Data entries
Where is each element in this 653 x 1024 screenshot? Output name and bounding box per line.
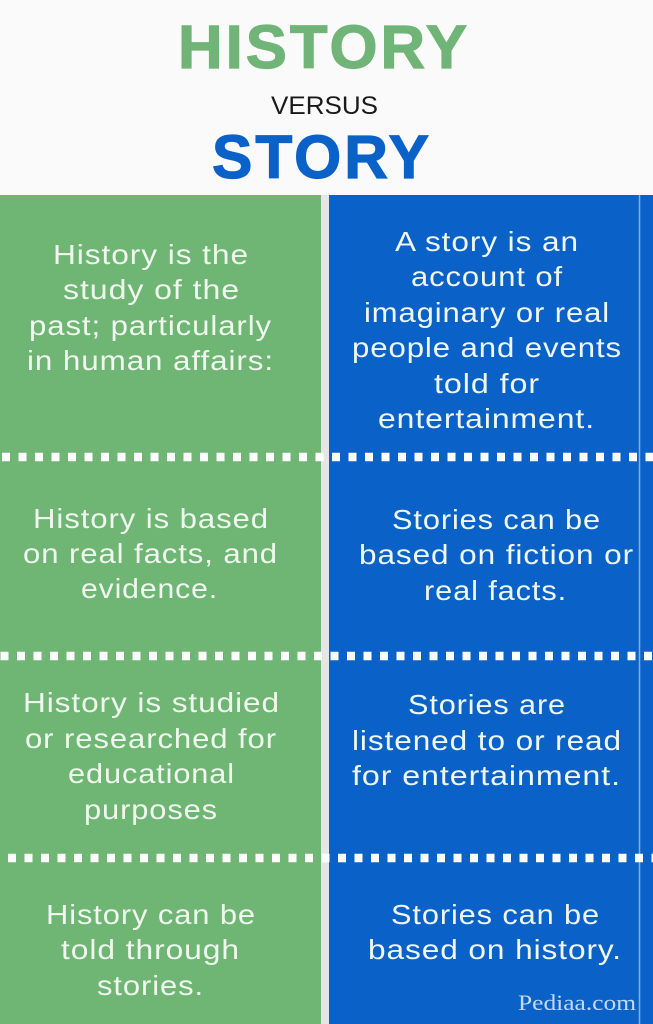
- text: story purpose: for entertainment.: [352, 760, 621, 791]
- text: history purpose: purposes: [84, 794, 218, 825]
- text: history purpose: [23, 687, 280, 825]
- text: story purpose: listened to or read: [352, 725, 622, 756]
- watermark: Pediaa.com: Pediaa.com: [518, 990, 636, 1015]
- text: story definition: [352, 226, 622, 434]
- text: story definition: people and events: [352, 332, 622, 363]
- text: history purpose: History is studied: [23, 687, 280, 718]
- text: story definition: entertainment.: [378, 403, 595, 434]
- text: story relation: [368, 899, 622, 965]
- text: story definition: A story is an: [395, 226, 579, 257]
- text: story basis: [359, 504, 634, 606]
- text: history definition: past; particularly: [29, 310, 272, 341]
- text: story definition: imaginary or real: [364, 297, 610, 328]
- title: History: HISTORY: [178, 13, 470, 81]
- text: story basis: real facts.: [424, 575, 567, 606]
- text: story purpose: [352, 689, 622, 791]
- panel: history column: [0, 195, 321, 1024]
- text: history telling: stories.: [97, 970, 204, 1001]
- text: history definition: [27, 239, 274, 376]
- text: story definition: account of: [411, 261, 563, 292]
- text: history basis: on real facts, and: [23, 538, 278, 569]
- text: history definition: History is the: [53, 239, 249, 270]
- text: history definition: study of the: [63, 274, 240, 305]
- text: history telling: told through: [61, 934, 240, 965]
- text: story relation: based on history.: [368, 934, 622, 965]
- text: story basis: based on fiction or: [359, 539, 634, 570]
- panel: story column: [329, 195, 653, 1024]
- text: history definition: in human affairs:: [27, 345, 274, 376]
- text: story purpose: Stories are: [408, 689, 566, 720]
- text: story basis: Stories can be: [392, 504, 601, 535]
- text: history basis: [23, 503, 278, 604]
- subtitle: versus: VERSUS: [271, 92, 378, 120]
- text: story definition: told for: [434, 368, 540, 399]
- text: history basis: evidence.: [81, 573, 218, 604]
- text: history telling: History can be: [46, 899, 256, 930]
- text: history telling: [46, 899, 256, 1001]
- title: Story: STORY: [212, 123, 432, 191]
- text: history basis: History is based: [33, 503, 269, 534]
- text: history purpose: or researched for: [25, 723, 277, 754]
- text: history purpose: educational: [68, 758, 235, 789]
- text: story relation: Stories can be: [391, 899, 600, 930]
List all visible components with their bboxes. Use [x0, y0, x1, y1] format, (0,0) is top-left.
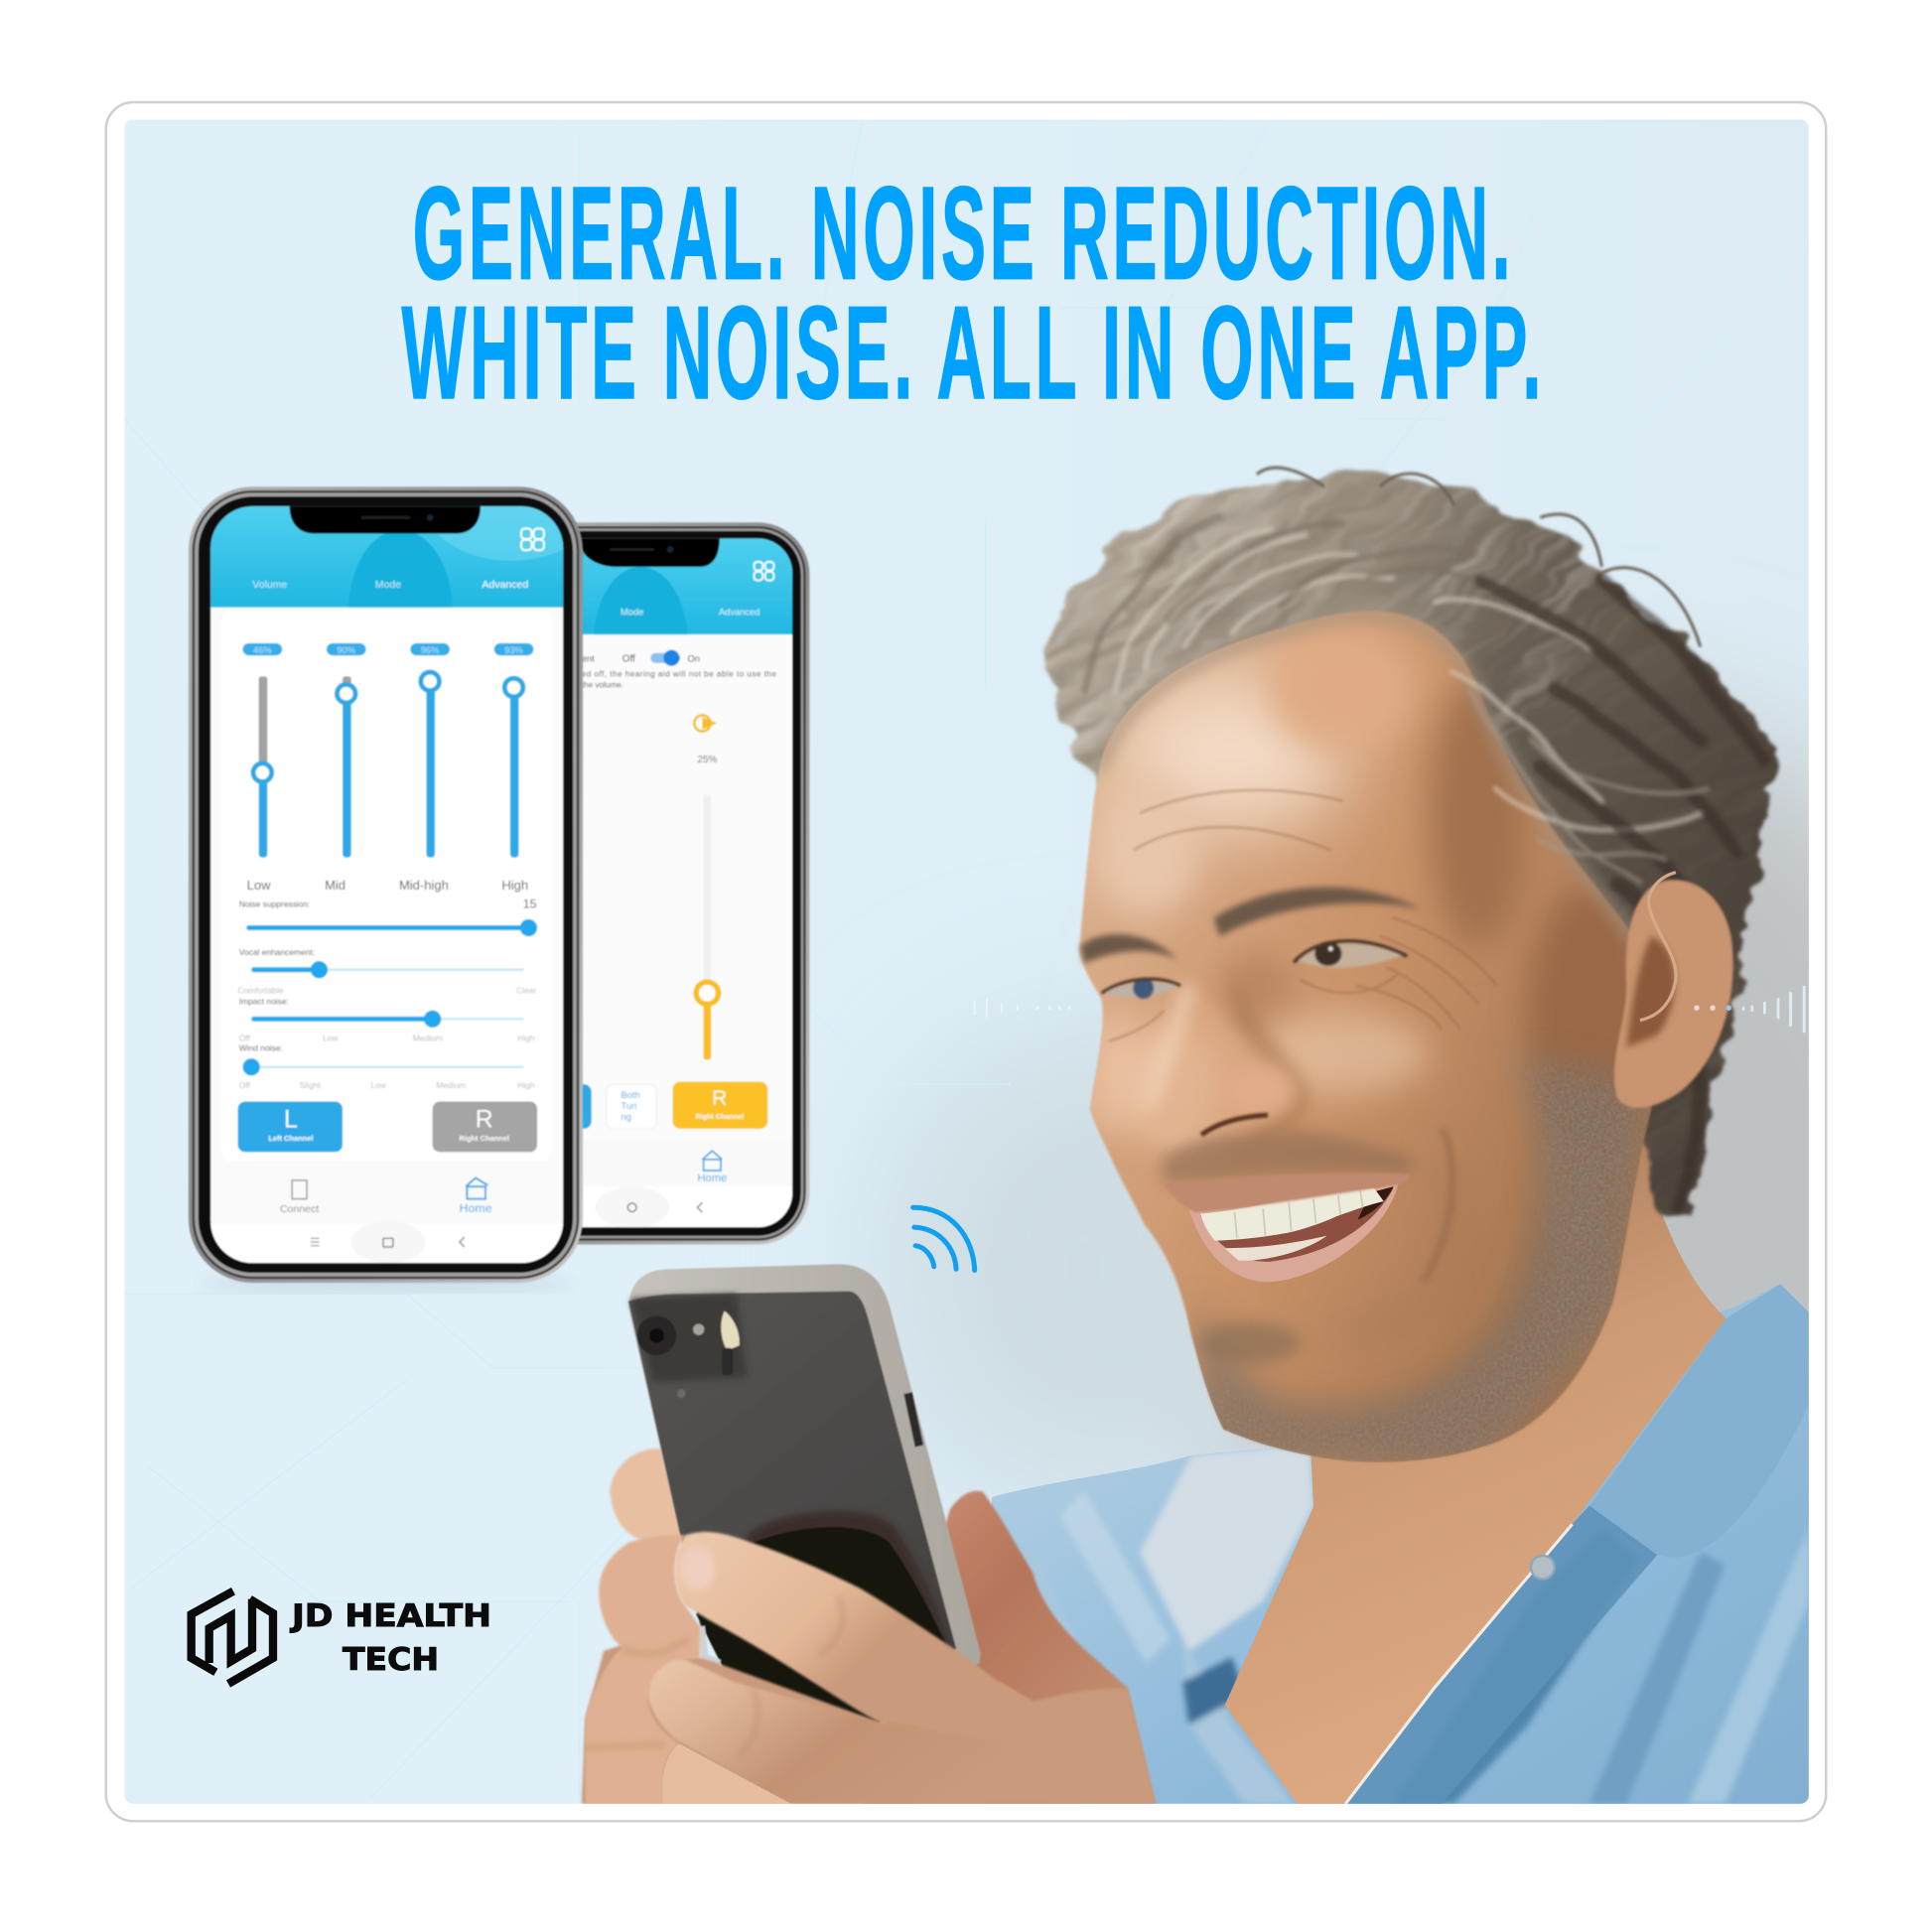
slider labels: High — [501, 878, 528, 893]
nasolabial fold — [1423, 1128, 1452, 1282]
system nav buttons — [311, 1221, 465, 1263]
teeth — [1200, 1187, 1384, 1241]
neck — [1225, 1090, 1726, 1804]
toggle — [650, 650, 680, 666]
noise suppression slider: 15 — [523, 897, 537, 911]
vocal enhancement slider — [238, 947, 536, 995]
upper lip — [1165, 1173, 1410, 1212]
thumb — [863, 1491, 1156, 1804]
soft hairline — [1100, 616, 1645, 949]
black grip — [727, 1511, 950, 1725]
vocal enhancement slider: Comfortable — [238, 985, 284, 995]
second finger — [648, 1660, 1035, 1804]
logo: JD Health Tech — [192, 1591, 491, 1684]
band pills: 46% — [253, 645, 272, 655]
vocal enhancement slider: Clear — [516, 985, 536, 995]
hair strands — [1084, 517, 1762, 1207]
home tab: Home — [460, 1201, 492, 1215]
impact noise slider: Medium — [413, 1034, 443, 1043]
impact noise slider — [239, 996, 535, 1043]
left channel button — [238, 1102, 343, 1152]
band pills — [242, 643, 533, 655]
hand base — [582, 1639, 1156, 1804]
brand name: JD HEALTH — [290, 1598, 491, 1634]
home tab — [460, 1177, 492, 1215]
slider labels: Low — [247, 878, 271, 893]
flyaway hair — [1257, 468, 1701, 647]
back phone: Advanced — [719, 607, 759, 617]
app header: Advanced — [482, 579, 528, 591]
right eye — [1294, 941, 1407, 968]
back phone: ed off, the hearing aid will not be able to use the — [582, 669, 776, 678]
impact noise slider: Off — [239, 1034, 251, 1043]
band pills: 90% — [337, 645, 355, 655]
shirt — [986, 1284, 1809, 1804]
face features — [1080, 888, 1422, 1282]
brand name: TECH — [343, 1642, 439, 1678]
wind noise slider: Off — [239, 1080, 251, 1090]
slider labels: Mid-high — [399, 878, 449, 893]
right channel button: R — [476, 1107, 493, 1134]
icon: wireless signal — [913, 1207, 975, 1271]
right channel button: R — [712, 1087, 727, 1110]
back phone: the volume. — [582, 681, 623, 690]
band pills: 93% — [504, 645, 523, 655]
back phone: On — [688, 653, 700, 663]
home icon — [702, 1151, 722, 1171]
slider labels — [247, 878, 528, 893]
back phone: Mode — [621, 607, 643, 617]
left eye — [1102, 978, 1180, 999]
left channel button: Left Channel — [268, 1134, 313, 1143]
brand name — [290, 1598, 491, 1678]
hair mass — [1041, 467, 1782, 1219]
band pills: 96% — [421, 645, 439, 655]
yellow slider — [696, 794, 719, 1059]
impact noise slider: Impact noise: — [239, 996, 289, 1006]
back phone: 25% — [697, 755, 717, 765]
vertical sliders — [253, 672, 523, 858]
noise suppression slider — [239, 897, 537, 936]
app header — [210, 450, 598, 690]
logo mark — [192, 1591, 273, 1684]
outer card — [106, 102, 1826, 1821]
app menu icon — [755, 562, 773, 581]
back phone: Off — [622, 653, 635, 664]
face — [1079, 611, 1651, 1472]
front phone — [189, 450, 598, 1292]
connect tab — [280, 1180, 319, 1215]
wind noise slider: Slight — [300, 1080, 321, 1090]
hearing aid wire — [1640, 873, 1676, 1021]
app menu icon — [521, 528, 544, 550]
left knuckles — [586, 1535, 700, 1804]
nav buttons — [595, 1186, 702, 1228]
left channel button: L — [284, 1107, 298, 1134]
wind noise slider: Medium — [436, 1080, 466, 1090]
impact noise slider: High — [517, 1034, 535, 1043]
both tuning button — [607, 1084, 656, 1129]
shirt collar — [1345, 1284, 1809, 1804]
speaker icon — [694, 715, 717, 732]
both tuning button: Both — [621, 1090, 640, 1100]
upper finger — [610, 1449, 685, 1543]
right channel button — [673, 1082, 767, 1129]
both tuning button: ng — [621, 1112, 631, 1122]
vocal enhancement slider: Vocal enhancement: — [239, 947, 315, 957]
connect tab: Connect — [280, 1203, 319, 1215]
mustache shade — [1162, 1129, 1414, 1184]
impact noise slider: Low — [323, 1034, 340, 1043]
wind noise slider: Wind noise: — [239, 1043, 283, 1053]
mouth — [1189, 1182, 1399, 1282]
third finger — [662, 1743, 791, 1804]
right channel button: Right Channel — [695, 1112, 744, 1121]
ear — [1614, 873, 1733, 1108]
hand and fingers — [582, 1532, 1156, 1804]
camera island — [630, 1294, 747, 1398]
app header: Volume — [252, 579, 287, 591]
right channel button: Right Channel — [460, 1134, 509, 1143]
main finger — [675, 1532, 1033, 1749]
both tuning button: Turi — [621, 1101, 636, 1111]
noise suppression slider: Noise suppression: — [239, 898, 310, 908]
right channel button — [433, 1102, 537, 1152]
title — [402, 160, 1545, 427]
app header: Mode — [375, 579, 401, 591]
nose — [1232, 973, 1309, 1140]
wind noise slider: High — [517, 1080, 535, 1090]
fingernail — [680, 1547, 715, 1590]
back phone: Home — [697, 1173, 727, 1184]
back phone: ent — [582, 653, 595, 663]
slider labels: Mid — [325, 878, 345, 893]
sound wave right — [1694, 986, 1806, 1033]
wind noise slider — [239, 1043, 535, 1090]
back phone — [492, 522, 809, 1244]
man with hearing aid — [580, 465, 1809, 1804]
wind noise slider: Low — [371, 1080, 387, 1090]
eyebrows — [1213, 888, 1422, 936]
sound wave left — [973, 998, 1071, 1018]
hand-held phone — [628, 1264, 981, 1725]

[Requirement]: Transcribe, without any change, the rows from the line containing "- text: story purpose: for" through the line containing "- text: history definition: study", including both of those lines.

[Completed exercise]:
- text: story purpose: for entertainment.: [352, 760, 621, 791]
- text: history purpose: purposes: [84, 794, 218, 825]
- text: history purpose: [23, 687, 280, 825]
- text: story purpose: listened to or read: [352, 725, 622, 756]
- watermark: Pediaa.com: Pediaa.com: [518, 990, 636, 1015]
- text: story definition: [352, 226, 622, 434]
- text: story definition: people and events: [352, 332, 622, 363]
- text: history purpose: History is studied: [23, 687, 280, 718]
- text: story definition: entertainment.: [378, 403, 595, 434]
- text: story relation: [368, 899, 622, 965]
- text: story definition: A story is an: [395, 226, 579, 257]
- text: story basis: [359, 504, 634, 606]
- text: history definition: past; particularly: [29, 310, 272, 341]
- text: story definition: imaginary or real: [364, 297, 610, 328]
- title: History: HISTORY: [178, 13, 470, 81]
- text: story basis: real facts.: [424, 575, 567, 606]
- text: story purpose: [352, 689, 622, 791]
- panel: history column: [0, 195, 321, 1024]
- text: history telling: stories.: [97, 970, 204, 1001]
- text: history definition: [27, 239, 274, 376]
- text: story definition: account of: [411, 261, 563, 292]
- text: history basis: on real facts, and: [23, 538, 278, 569]
- text: history definition: History is the: [53, 239, 249, 270]
- text: history definition: study of the: [63, 274, 240, 305]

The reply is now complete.